Data section
━━━━━━━━

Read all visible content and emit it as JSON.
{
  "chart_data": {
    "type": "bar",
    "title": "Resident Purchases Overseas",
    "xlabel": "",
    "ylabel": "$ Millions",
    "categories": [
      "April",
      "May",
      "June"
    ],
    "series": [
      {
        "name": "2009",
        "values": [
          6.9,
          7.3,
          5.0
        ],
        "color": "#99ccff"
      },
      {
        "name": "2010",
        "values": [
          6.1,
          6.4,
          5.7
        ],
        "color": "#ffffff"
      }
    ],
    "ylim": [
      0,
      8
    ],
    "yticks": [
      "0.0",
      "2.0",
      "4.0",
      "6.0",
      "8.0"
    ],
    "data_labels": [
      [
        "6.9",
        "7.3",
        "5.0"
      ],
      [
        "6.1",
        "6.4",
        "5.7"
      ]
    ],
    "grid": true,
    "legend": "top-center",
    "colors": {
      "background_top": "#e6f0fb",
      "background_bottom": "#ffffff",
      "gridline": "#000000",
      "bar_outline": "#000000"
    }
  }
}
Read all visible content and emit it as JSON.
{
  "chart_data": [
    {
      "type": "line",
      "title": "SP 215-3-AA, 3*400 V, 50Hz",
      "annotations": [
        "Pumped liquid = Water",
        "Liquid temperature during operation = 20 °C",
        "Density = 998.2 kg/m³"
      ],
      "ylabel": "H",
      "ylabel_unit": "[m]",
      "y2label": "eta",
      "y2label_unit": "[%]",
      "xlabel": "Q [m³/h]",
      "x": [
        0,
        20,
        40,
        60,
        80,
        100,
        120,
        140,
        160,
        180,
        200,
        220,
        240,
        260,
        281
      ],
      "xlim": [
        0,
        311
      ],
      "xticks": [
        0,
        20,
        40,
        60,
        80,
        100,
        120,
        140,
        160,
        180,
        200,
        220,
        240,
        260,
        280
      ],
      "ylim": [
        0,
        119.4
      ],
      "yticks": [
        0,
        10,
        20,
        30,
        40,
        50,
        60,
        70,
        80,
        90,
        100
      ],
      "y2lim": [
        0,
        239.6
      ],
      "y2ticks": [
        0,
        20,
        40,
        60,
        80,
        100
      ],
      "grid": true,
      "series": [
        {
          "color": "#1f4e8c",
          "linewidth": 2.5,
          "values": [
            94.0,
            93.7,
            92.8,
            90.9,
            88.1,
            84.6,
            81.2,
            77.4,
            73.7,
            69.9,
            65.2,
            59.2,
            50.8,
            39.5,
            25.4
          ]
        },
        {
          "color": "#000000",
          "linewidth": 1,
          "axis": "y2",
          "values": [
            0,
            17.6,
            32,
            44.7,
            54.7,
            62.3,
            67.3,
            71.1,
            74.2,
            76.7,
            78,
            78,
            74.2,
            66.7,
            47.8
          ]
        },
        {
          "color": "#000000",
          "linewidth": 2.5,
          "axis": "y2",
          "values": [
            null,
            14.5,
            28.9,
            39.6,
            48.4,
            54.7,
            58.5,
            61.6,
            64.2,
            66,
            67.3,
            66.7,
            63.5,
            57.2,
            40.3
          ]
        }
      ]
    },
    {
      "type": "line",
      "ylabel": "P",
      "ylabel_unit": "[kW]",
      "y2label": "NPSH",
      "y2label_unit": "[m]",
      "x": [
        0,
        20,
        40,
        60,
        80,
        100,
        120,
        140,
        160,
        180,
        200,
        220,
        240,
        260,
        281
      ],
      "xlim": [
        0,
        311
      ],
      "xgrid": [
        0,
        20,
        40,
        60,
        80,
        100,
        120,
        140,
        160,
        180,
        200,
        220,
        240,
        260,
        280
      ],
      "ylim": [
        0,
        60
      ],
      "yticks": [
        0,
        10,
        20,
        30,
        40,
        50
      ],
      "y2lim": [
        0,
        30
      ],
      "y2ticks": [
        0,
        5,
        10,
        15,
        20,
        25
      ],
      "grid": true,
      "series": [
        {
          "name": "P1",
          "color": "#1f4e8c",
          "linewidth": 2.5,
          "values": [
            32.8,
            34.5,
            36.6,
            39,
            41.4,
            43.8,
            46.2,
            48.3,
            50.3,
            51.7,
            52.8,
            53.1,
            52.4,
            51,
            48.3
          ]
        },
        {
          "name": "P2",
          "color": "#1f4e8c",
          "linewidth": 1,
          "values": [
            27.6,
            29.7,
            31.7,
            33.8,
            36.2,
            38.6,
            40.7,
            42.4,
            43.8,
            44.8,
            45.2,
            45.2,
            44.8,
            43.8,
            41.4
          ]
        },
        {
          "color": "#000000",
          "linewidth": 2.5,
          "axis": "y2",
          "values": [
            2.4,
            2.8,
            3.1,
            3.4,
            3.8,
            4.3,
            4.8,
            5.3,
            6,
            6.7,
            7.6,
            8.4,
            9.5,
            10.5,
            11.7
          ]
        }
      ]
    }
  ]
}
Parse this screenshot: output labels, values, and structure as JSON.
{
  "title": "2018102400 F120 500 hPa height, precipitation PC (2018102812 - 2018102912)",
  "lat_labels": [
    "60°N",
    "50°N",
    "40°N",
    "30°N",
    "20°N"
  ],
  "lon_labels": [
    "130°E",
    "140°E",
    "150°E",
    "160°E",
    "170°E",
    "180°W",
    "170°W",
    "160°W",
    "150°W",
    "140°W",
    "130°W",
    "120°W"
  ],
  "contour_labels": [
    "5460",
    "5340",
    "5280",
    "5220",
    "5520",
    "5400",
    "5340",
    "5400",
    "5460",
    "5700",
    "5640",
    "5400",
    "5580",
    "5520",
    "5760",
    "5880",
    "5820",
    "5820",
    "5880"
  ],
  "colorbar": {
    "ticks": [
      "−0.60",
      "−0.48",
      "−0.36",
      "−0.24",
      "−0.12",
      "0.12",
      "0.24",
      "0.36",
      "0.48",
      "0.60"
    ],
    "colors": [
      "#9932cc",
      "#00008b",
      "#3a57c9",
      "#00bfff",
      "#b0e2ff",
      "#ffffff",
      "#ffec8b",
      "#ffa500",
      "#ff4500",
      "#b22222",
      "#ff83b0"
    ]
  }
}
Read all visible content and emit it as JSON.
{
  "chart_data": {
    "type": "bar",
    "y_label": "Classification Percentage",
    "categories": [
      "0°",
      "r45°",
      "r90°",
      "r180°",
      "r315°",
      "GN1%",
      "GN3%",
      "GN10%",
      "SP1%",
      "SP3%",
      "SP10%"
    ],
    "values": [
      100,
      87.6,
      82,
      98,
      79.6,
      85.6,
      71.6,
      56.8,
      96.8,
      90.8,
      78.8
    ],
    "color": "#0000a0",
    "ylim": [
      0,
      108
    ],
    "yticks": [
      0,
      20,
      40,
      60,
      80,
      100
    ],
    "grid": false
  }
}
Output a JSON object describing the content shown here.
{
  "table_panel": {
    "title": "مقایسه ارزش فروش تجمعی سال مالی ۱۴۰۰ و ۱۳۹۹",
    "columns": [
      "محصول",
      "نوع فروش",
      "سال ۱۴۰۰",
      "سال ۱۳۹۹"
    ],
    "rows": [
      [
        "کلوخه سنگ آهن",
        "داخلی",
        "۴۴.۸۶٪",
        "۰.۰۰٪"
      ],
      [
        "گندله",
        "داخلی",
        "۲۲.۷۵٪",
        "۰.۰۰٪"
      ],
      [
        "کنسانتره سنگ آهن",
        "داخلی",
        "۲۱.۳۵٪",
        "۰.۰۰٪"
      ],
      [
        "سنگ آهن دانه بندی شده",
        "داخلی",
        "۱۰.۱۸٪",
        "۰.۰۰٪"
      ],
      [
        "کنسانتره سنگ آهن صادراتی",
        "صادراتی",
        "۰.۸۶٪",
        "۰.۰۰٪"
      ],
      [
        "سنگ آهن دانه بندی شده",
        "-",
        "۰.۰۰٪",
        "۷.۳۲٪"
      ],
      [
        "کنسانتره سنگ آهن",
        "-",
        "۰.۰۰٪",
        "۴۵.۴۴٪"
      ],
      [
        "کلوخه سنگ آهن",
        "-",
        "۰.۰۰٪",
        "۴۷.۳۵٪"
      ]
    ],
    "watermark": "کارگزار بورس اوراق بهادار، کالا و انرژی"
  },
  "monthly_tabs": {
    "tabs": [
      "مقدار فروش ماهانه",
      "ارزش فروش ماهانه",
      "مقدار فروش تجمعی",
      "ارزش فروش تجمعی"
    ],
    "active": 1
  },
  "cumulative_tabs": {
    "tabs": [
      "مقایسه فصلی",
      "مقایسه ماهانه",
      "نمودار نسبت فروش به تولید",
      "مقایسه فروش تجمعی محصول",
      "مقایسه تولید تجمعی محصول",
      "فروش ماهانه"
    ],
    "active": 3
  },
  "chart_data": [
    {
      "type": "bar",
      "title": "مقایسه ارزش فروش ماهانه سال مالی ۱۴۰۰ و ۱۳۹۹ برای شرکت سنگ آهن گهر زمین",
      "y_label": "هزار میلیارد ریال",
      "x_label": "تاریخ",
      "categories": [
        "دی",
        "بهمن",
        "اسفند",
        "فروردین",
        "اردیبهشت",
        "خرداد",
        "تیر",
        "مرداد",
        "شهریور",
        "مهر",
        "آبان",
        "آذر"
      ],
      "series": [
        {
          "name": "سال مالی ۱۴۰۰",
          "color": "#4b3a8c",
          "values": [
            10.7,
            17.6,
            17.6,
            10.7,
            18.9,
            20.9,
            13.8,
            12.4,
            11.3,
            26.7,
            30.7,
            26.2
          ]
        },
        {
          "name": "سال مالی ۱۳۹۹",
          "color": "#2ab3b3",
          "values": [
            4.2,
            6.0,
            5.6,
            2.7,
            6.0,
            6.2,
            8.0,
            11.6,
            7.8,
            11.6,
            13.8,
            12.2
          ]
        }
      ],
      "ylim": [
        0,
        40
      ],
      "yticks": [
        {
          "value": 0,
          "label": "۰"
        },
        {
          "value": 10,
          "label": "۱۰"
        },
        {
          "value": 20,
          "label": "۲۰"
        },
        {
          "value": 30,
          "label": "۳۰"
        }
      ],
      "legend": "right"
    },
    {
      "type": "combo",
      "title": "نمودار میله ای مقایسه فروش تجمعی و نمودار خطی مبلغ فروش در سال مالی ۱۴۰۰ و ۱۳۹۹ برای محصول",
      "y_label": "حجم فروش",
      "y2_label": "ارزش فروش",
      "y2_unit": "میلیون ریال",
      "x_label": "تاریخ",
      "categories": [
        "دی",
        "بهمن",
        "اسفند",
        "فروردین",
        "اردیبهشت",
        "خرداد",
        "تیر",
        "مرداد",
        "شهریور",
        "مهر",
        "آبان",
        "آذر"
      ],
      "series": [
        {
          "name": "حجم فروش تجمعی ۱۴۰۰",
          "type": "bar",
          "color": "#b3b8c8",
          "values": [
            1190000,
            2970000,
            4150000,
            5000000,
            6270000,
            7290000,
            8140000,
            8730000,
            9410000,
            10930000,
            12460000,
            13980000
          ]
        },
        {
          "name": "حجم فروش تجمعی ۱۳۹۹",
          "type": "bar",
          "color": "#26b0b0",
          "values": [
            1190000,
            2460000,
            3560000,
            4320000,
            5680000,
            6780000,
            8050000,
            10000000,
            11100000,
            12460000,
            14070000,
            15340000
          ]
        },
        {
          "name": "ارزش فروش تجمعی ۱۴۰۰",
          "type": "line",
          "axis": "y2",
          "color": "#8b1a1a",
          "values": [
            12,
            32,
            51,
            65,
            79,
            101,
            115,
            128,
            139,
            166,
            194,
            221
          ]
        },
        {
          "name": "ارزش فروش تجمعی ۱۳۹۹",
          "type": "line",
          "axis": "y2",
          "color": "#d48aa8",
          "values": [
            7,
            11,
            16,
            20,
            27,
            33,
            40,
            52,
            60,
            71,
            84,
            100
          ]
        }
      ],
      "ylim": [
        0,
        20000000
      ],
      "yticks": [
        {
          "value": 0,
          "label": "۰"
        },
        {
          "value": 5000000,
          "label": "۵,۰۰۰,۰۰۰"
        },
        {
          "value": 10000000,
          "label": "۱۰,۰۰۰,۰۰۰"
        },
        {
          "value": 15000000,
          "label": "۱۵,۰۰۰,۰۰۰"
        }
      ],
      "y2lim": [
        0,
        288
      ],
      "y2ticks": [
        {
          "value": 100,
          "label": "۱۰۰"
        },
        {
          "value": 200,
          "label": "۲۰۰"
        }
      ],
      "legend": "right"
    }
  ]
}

━━━━━━━━

Directive
From the records, copy every line that has the string "مالی" in it.

Task answer
    "title": "مقایسه ارزش فروش تجمعی سال مالی ۱۴۰۰ و ۱۳۹۹",
      "title": "مقایسه ارزش فروش ماهانه سال مالی ۱۴۰۰ و ۱۳۹۹ برای شرکت سنگ آهن گهر زمین",
          "name": "سال مالی ۱۴۰۰",
          "name": "سال مالی ۱۳۹۹",
      "title": "نمودار میله ای مقایسه فروش تجمعی و نمودار خطی مبلغ فروش در سال مالی ۱۴۰۰ و ۱۳۹۹ برای محصول",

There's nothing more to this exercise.